#### REQUIRED WORK:
Reproduce the listing below word for word, with no pictures.

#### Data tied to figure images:
start

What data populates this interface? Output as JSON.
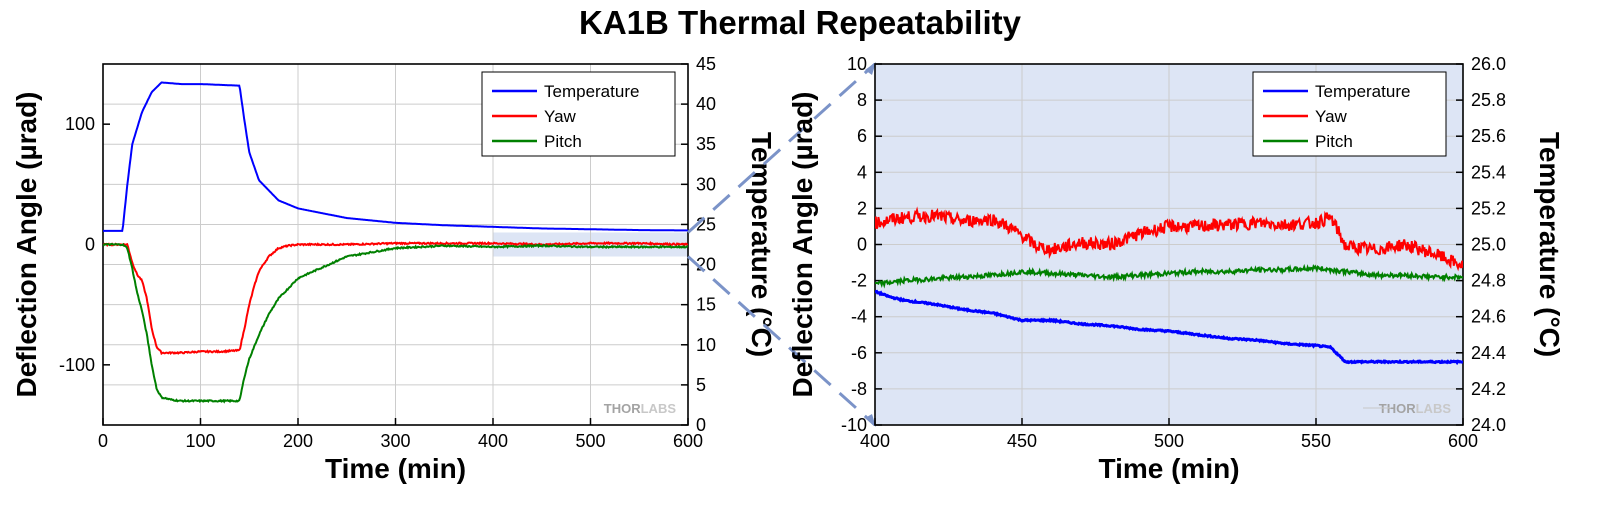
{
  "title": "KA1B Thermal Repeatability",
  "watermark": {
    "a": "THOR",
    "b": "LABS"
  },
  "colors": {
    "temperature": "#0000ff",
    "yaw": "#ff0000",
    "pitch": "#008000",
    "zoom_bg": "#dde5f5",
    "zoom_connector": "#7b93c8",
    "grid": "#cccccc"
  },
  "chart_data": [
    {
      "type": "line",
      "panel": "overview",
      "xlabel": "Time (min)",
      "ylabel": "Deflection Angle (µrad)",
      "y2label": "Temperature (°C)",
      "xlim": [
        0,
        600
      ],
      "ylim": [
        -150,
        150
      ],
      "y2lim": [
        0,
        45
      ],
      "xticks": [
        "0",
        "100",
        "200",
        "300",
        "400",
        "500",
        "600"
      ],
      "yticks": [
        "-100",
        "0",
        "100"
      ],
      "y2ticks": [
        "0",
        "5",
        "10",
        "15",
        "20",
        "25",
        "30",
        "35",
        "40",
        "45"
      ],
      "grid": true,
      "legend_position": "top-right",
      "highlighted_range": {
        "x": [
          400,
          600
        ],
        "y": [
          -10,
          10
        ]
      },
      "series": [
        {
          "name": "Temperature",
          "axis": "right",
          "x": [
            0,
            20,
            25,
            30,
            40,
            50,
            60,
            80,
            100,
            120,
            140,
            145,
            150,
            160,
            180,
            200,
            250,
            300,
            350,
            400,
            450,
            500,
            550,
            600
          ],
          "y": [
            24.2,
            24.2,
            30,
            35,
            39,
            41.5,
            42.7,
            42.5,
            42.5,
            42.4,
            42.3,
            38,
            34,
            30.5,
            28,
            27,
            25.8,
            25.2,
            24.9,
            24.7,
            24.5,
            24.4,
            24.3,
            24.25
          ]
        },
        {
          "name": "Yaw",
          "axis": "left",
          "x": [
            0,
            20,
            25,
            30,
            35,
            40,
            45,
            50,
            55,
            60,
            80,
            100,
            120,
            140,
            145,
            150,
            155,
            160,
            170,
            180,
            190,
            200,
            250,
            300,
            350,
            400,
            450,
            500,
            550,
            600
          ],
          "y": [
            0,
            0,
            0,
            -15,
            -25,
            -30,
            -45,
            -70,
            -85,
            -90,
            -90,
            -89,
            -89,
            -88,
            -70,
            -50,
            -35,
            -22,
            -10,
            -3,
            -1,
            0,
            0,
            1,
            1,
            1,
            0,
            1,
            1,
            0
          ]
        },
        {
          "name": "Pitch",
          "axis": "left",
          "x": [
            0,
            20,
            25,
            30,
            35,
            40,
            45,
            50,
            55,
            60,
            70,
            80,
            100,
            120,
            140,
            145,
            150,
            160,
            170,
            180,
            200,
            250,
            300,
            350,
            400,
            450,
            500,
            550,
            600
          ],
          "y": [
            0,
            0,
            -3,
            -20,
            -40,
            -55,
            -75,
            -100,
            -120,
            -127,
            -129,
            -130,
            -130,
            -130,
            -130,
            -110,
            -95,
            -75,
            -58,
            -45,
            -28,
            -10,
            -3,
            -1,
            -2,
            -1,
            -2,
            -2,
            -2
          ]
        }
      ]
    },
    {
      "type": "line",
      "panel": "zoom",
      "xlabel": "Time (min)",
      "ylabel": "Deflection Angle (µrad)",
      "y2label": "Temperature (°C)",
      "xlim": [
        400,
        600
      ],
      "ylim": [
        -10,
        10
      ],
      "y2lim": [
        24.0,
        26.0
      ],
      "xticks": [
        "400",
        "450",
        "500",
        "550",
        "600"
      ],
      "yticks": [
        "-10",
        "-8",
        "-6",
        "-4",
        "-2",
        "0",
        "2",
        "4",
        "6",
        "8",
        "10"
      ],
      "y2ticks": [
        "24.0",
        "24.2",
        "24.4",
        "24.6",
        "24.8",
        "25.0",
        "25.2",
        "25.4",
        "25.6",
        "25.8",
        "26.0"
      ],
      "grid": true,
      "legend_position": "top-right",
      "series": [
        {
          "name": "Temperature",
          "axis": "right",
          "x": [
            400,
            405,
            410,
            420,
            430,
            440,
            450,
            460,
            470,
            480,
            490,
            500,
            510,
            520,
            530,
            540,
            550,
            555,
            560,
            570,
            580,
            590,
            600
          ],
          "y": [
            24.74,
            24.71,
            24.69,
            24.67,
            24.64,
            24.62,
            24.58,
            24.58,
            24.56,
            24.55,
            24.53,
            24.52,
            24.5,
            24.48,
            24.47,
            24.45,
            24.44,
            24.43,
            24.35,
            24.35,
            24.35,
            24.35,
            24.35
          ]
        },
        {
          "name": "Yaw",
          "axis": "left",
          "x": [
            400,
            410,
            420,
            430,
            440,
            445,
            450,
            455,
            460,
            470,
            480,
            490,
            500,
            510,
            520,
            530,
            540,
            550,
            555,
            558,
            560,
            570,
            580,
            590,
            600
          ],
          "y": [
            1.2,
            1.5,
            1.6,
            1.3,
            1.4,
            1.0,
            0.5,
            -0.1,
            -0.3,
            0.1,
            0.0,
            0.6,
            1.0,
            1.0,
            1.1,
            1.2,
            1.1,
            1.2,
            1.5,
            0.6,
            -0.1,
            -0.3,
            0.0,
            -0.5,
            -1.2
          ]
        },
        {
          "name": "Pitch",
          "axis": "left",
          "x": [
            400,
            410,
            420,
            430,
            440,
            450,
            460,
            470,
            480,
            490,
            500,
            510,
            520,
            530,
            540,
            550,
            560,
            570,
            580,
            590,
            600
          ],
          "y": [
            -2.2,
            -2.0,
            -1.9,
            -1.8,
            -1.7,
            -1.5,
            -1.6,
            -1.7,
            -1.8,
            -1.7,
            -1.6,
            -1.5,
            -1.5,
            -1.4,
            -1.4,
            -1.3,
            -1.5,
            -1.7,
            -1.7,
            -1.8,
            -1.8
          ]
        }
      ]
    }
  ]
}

end

#### WRITTEN SOLUTION:
What data populates this interface? Output as JSON.
{
  "title": "KA1B Thermal Repeatability",
  "watermark": {
    "a": "THOR",
    "b": "LABS"
  },
  "colors": {
    "temperature": "#0000ff",
    "yaw": "#ff0000",
    "pitch": "#008000",
    "zoom_bg": "#dde5f5",
    "zoom_connector": "#7b93c8",
    "grid": "#cccccc"
  },
  "chart_data": [
    {
      "type": "line",
      "panel": "overview",
      "xlabel": "Time (min)",
      "ylabel": "Deflection Angle (µrad)",
      "y2label": "Temperature (°C)",
      "xlim": [
        0,
        600
      ],
      "ylim": [
        -150,
        150
      ],
      "y2lim": [
        0,
        45
      ],
      "xticks": [
        "0",
        "100",
        "200",
        "300",
        "400",
        "500",
        "600"
      ],
      "yticks": [
        "-100",
        "0",
        "100"
      ],
      "y2ticks": [
        "0",
        "5",
        "10",
        "15",
        "20",
        "25",
        "30",
        "35",
        "40",
        "45"
      ],
      "grid": true,
      "legend_position": "top-right",
      "highlighted_range": {
        "x": [
          400,
          600
        ],
        "y": [
          -10,
          10
        ]
      },
      "series": [
        {
          "name": "Temperature",
          "axis": "right",
          "x": [
            0,
            20,
            25,
            30,
            40,
            50,
            60,
            80,
            100,
            120,
            140,
            145,
            150,
            160,
            180,
            200,
            250,
            300,
            350,
            400,
            450,
            500,
            550,
            600
          ],
          "y": [
            24.2,
            24.2,
            30,
            35,
            39,
            41.5,
            42.7,
            42.5,
            42.5,
            42.4,
            42.3,
            38,
            34,
            30.5,
            28,
            27,
            25.8,
            25.2,
            24.9,
            24.7,
            24.5,
            24.4,
            24.3,
            24.25
          ]
        },
        {
          "name": "Yaw",
          "axis": "left",
          "x": [
            0,
            20,
            25,
            30,
            35,
            40,
            45,
            50,
            55,
            60,
            80,
            100,
            120,
            140,
            145,
            150,
            155,
            160,
            170,
            180,
            190,
            200,
            250,
            300,
            350,
            400,
            450,
            500,
            550,
            600
          ],
          "y": [
            0,
            0,
            0,
            -15,
            -25,
            -30,
            -45,
            -70,
            -85,
            -90,
            -90,
            -89,
            -89,
            -88,
            -70,
            -50,
            -35,
            -22,
            -10,
            -3,
            -1,
            0,
            0,
            1,
            1,
            1,
            0,
            1,
            1,
            0
          ]
        },
        {
          "name": "Pitch",
          "axis": "left",
          "x": [
            0,
            20,
            25,
            30,
            35,
            40,
            45,
            50,
            55,
            60,
            70,
            80,
            100,
            120,
            140,
            145,
            150,
            160,
            170,
            180,
            200,
            250,
            300,
            350,
            400,
            450,
            500,
            550,
            600
          ],
          "y": [
            0,
            0,
            -3,
            -20,
            -40,
            -55,
            -75,
            -100,
            -120,
            -127,
            -129,
            -130,
            -130,
            -130,
            -130,
            -110,
            -95,
            -75,
            -58,
            -45,
            -28,
            -10,
            -3,
            -1,
            -2,
            -1,
            -2,
            -2,
            -2
          ]
        }
      ]
    },
    {
      "type": "line",
      "panel": "zoom",
      "xlabel": "Time (min)",
      "ylabel": "Deflection Angle (µrad)",
      "y2label": "Temperature (°C)",
      "xlim": [
        400,
        600
      ],
      "ylim": [
        -10,
        10
      ],
      "y2lim": [
        24.0,
        26.0
      ],
      "xticks": [
        "400",
        "450",
        "500",
        "550",
        "600"
      ],
      "yticks": [
        "-10",
        "-8",
        "-6",
        "-4",
        "-2",
        "0",
        "2",
        "4",
        "6",
        "8",
        "10"
      ],
      "y2ticks": [
        "24.0",
        "24.2",
        "24.4",
        "24.6",
        "24.8",
        "25.0",
        "25.2",
        "25.4",
        "25.6",
        "25.8",
        "26.0"
      ],
      "grid": true,
      "legend_position": "top-right",
      "series": [
        {
          "name": "Temperature",
          "axis": "right",
          "x": [
            400,
            405,
            410,
            420,
            430,
            440,
            450,
            460,
            470,
            480,
            490,
            500,
            510,
            520,
            530,
            540,
            550,
            555,
            560,
            570,
            580,
            590,
            600
          ],
          "y": [
            24.74,
            24.71,
            24.69,
            24.67,
            24.64,
            24.62,
            24.58,
            24.58,
            24.56,
            24.55,
            24.53,
            24.52,
            24.5,
            24.48,
            24.47,
            24.45,
            24.44,
            24.43,
            24.35,
            24.35,
            24.35,
            24.35,
            24.35
          ]
        },
        {
          "name": "Yaw",
          "axis": "left",
          "x": [
            400,
            410,
            420,
            430,
            440,
            445,
            450,
            455,
            460,
            470,
            480,
            490,
            500,
            510,
            520,
            530,
            540,
            550,
            555,
            558,
            560,
            570,
            580,
            590,
            600
          ],
          "y": [
            1.2,
            1.5,
            1.6,
            1.3,
            1.4,
            1.0,
            0.5,
            -0.1,
            -0.3,
            0.1,
            0.0,
            0.6,
            1.0,
            1.0,
            1.1,
            1.2,
            1.1,
            1.2,
            1.5,
            0.6,
            -0.1,
            -0.3,
            0.0,
            -0.5,
            -1.2
          ]
        },
        {
          "name": "Pitch",
          "axis": "left",
          "x": [
            400,
            410,
            420,
            430,
            440,
            450,
            460,
            470,
            480,
            490,
            500,
            510,
            520,
            530,
            540,
            550,
            560,
            570,
            580,
            590,
            600
          ],
          "y": [
            -2.2,
            -2.0,
            -1.9,
            -1.8,
            -1.7,
            -1.5,
            -1.6,
            -1.7,
            -1.8,
            -1.7,
            -1.6,
            -1.5,
            -1.5,
            -1.4,
            -1.4,
            -1.3,
            -1.5,
            -1.7,
            -1.7,
            -1.8,
            -1.8
          ]
        }
      ]
    }
  ]
}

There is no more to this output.